> _Task objective_
Return every line below in which "субсидии" appears.

> _Records for this task_
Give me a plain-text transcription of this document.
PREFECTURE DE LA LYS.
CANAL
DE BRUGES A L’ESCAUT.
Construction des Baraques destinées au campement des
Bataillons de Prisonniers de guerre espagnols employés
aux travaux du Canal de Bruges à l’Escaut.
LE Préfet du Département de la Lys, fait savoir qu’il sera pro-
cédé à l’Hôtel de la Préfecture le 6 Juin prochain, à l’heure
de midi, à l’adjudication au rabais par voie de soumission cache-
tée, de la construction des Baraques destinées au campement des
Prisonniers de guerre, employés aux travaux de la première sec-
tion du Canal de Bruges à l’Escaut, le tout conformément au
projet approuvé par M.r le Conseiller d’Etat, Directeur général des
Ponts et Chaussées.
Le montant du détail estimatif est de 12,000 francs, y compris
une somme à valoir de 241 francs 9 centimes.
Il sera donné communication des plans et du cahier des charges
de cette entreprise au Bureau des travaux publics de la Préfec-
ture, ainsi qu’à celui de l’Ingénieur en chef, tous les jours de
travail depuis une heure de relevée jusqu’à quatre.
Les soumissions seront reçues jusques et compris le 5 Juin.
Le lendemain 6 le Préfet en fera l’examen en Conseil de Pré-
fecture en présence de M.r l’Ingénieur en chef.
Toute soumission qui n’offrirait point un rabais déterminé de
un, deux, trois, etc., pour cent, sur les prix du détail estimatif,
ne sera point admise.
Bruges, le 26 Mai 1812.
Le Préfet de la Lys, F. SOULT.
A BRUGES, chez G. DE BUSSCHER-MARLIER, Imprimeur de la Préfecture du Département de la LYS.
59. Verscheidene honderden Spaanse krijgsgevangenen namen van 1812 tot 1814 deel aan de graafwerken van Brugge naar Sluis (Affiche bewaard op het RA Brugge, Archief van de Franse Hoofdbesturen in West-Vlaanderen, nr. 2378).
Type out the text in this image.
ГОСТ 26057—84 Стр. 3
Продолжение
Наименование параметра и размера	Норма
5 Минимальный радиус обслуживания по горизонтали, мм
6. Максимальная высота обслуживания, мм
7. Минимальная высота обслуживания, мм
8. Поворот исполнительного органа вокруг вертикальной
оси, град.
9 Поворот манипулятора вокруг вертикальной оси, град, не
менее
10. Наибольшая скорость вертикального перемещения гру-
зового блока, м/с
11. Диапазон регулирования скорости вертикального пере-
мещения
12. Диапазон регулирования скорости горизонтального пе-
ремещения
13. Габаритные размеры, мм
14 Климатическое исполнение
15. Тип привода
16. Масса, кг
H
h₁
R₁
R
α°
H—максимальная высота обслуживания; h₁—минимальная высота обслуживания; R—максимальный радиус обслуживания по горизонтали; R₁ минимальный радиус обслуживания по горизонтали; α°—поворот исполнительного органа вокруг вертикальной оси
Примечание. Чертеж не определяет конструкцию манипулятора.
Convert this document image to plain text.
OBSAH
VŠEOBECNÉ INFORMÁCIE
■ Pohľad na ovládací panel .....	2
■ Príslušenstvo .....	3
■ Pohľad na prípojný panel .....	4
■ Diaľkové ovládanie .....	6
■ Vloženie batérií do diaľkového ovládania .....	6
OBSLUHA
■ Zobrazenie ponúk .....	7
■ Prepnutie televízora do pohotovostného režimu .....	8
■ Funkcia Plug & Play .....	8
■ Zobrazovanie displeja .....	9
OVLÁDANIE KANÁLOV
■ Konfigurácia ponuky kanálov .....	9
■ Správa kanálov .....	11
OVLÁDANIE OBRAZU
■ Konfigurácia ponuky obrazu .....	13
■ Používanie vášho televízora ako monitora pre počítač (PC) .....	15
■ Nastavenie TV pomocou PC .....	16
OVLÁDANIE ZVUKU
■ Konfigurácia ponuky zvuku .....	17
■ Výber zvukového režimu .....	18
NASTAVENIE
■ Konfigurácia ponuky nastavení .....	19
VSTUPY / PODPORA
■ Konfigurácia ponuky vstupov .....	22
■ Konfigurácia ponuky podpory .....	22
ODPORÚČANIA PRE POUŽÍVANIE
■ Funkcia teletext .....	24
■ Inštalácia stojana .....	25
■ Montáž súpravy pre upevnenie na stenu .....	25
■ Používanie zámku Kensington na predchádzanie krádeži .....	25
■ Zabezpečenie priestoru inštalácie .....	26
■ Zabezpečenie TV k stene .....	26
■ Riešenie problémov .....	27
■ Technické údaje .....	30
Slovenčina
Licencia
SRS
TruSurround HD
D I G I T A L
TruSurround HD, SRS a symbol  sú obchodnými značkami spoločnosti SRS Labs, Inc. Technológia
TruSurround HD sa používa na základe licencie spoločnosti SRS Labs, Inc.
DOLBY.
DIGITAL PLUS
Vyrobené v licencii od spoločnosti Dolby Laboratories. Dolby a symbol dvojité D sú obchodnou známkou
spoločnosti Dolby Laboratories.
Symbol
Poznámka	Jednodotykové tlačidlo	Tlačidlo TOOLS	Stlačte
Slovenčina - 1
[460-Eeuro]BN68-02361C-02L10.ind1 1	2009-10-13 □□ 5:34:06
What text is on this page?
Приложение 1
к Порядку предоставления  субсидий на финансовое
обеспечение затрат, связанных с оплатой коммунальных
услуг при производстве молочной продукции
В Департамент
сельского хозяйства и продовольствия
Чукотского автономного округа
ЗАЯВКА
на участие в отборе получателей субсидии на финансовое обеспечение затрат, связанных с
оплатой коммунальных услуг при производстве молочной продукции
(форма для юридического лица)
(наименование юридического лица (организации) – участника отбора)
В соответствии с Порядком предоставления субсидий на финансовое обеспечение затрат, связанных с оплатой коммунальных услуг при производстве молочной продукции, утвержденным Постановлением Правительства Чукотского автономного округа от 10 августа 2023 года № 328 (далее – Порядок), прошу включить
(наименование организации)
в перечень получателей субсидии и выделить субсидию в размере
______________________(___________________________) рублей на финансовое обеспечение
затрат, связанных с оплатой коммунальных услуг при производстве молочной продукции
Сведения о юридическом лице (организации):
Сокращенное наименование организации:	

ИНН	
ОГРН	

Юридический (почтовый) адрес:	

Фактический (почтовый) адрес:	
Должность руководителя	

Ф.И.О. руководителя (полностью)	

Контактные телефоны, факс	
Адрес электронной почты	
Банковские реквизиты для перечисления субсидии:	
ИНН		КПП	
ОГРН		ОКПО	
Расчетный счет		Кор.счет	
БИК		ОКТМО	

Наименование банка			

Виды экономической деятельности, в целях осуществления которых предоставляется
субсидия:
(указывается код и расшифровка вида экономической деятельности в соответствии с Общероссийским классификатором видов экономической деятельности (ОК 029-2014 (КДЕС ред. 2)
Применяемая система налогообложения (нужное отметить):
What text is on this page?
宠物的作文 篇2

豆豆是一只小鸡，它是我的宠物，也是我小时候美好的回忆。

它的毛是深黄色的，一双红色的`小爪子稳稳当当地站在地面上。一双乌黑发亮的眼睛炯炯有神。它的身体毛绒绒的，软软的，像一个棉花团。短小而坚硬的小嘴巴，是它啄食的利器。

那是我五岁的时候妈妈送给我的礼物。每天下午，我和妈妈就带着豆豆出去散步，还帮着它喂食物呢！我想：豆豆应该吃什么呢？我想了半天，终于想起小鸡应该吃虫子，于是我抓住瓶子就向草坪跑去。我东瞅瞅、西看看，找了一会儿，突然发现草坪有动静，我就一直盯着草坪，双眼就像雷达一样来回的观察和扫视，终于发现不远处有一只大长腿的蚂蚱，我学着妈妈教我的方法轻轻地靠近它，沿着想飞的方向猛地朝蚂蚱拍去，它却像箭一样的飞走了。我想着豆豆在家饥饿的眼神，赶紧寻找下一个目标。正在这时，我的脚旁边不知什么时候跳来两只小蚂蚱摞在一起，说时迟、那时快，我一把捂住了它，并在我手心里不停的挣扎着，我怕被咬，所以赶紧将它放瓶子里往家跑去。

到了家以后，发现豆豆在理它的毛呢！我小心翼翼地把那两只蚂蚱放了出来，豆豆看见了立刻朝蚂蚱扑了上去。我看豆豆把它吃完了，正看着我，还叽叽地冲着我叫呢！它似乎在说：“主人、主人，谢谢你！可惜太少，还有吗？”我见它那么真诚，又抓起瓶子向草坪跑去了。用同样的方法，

> _Task result_
на участие в отборе получателей субсидии на финансовое обеспечение затрат, связанных с
в перечень получателей субсидии и выделить субсидию в размере
Банковские реквизиты для перечисления субсидии:	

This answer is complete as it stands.